--- BEGIN EXTRACTED DATA ---

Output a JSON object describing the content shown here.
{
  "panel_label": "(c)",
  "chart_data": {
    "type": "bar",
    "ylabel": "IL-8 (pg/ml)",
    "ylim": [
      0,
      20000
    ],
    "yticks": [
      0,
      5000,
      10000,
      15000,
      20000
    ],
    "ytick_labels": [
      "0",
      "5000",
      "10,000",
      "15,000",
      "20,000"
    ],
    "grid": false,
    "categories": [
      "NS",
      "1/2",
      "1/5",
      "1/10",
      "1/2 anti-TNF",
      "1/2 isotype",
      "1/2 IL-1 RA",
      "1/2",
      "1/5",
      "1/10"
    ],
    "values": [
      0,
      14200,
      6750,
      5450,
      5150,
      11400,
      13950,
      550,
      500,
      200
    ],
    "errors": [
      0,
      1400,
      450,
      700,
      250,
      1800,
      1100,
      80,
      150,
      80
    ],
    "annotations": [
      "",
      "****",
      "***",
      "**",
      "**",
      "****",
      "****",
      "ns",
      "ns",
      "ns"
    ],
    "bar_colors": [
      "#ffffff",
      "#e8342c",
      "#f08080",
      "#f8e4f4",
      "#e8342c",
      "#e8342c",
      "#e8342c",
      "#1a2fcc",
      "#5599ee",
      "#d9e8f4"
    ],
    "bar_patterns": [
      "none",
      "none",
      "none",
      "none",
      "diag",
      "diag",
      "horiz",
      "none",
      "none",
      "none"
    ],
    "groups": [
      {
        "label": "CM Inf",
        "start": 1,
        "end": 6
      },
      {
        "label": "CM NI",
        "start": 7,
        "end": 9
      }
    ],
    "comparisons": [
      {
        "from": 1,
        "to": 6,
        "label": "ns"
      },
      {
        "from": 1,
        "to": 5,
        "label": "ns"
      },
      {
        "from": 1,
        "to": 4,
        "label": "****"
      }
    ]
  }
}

--- END EXTRACTED DATA ---

■ REQUIREMENTS
Please restate the whole listing word for word.

■ COMPLETE ANSWER
Output a JSON object describing the content shown here.
{
  "panel_label": "(c)",
  "chart_data": {
    "type": "bar",
    "ylabel": "IL-8 (pg/ml)",
    "ylim": [
      0,
      20000
    ],
    "yticks": [
      0,
      5000,
      10000,
      15000,
      20000
    ],
    "ytick_labels": [
      "0",
      "5000",
      "10,000",
      "15,000",
      "20,000"
    ],
    "grid": false,
    "categories": [
      "NS",
      "1/2",
      "1/5",
      "1/10",
      "1/2 anti-TNF",
      "1/2 isotype",
      "1/2 IL-1 RA",
      "1/2",
      "1/5",
      "1/10"
    ],
    "values": [
      0,
      14200,
      6750,
      5450,
      5150,
      11400,
      13950,
      550,
      500,
      200
    ],
    "errors": [
      0,
      1400,
      450,
      700,
      250,
      1800,
      1100,
      80,
      150,
      80
    ],
    "annotations": [
      "",
      "****",
      "***",
      "**",
      "**",
      "****",
      "****",
      "ns",
      "ns",
      "ns"
    ],
    "bar_colors": [
      "#ffffff",
      "#e8342c",
      "#f08080",
      "#f8e4f4",
      "#e8342c",
      "#e8342c",
      "#e8342c",
      "#1a2fcc",
      "#5599ee",
      "#d9e8f4"
    ],
    "bar_patterns": [
      "none",
      "none",
      "none",
      "none",
      "diag",
      "diag",
      "horiz",
      "none",
      "none",
      "none"
    ],
    "groups": [
      {
        "label": "CM Inf",
        "start": 1,
        "end": 6
      },
      {
        "label": "CM NI",
        "start": 7,
        "end": 9
      }
    ],
    "comparisons": [
      {
        "from": 1,
        "to": 6,
        "label": "ns"
      },
      {
        "from": 1,
        "to": 5,
        "label": "ns"
      },
      {
        "from": 1,
        "to": 4,
        "label": "****"
      }
    ]
  }
}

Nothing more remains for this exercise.